:: Material supplied ::
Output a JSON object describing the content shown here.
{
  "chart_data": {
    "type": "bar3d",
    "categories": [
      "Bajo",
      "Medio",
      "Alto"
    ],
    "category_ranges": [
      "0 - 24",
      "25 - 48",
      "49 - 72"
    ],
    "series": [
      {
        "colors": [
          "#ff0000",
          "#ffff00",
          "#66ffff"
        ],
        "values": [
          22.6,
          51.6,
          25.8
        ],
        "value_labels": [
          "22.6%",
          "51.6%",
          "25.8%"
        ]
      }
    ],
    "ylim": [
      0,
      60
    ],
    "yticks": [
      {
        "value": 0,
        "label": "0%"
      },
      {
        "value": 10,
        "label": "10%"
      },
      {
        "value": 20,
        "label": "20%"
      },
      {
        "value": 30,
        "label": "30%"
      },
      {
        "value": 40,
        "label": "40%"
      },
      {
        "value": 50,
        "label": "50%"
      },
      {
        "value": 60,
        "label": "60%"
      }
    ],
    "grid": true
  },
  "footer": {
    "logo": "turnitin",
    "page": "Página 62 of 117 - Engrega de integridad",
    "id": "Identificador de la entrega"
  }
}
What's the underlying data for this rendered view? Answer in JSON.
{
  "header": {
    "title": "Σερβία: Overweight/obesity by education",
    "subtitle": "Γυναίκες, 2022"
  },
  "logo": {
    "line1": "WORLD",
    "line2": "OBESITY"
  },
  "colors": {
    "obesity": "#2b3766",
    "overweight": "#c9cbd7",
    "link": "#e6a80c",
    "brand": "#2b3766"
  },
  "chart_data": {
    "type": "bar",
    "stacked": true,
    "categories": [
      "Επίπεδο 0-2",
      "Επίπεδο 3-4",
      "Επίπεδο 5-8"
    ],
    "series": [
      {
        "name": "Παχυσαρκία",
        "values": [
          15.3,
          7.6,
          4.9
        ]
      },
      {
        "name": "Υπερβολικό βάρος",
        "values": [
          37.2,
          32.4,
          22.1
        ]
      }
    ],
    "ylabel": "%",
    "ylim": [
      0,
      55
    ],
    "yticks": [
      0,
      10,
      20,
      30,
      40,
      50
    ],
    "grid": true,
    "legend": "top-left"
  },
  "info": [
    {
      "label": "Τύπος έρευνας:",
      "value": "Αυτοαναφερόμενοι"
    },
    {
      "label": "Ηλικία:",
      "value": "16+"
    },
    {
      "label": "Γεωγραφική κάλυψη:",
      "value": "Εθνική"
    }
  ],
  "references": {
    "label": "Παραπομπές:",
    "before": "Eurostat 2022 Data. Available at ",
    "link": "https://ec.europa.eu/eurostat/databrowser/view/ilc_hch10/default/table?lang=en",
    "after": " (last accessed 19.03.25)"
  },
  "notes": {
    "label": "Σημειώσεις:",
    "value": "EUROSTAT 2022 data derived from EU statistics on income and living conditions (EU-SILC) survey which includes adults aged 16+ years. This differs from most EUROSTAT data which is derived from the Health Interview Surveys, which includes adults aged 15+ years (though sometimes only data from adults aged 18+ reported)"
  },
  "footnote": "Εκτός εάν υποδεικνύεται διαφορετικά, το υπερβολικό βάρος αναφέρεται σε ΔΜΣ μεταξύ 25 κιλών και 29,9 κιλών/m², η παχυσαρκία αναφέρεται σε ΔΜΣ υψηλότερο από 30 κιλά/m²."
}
:::
■ **Given task**:
List all lines in the material containing the string "name".

■ **Reply to the exercise**:
        "name": "Παχυσαρκία",
        "name": "Υπερβολικό βάρος",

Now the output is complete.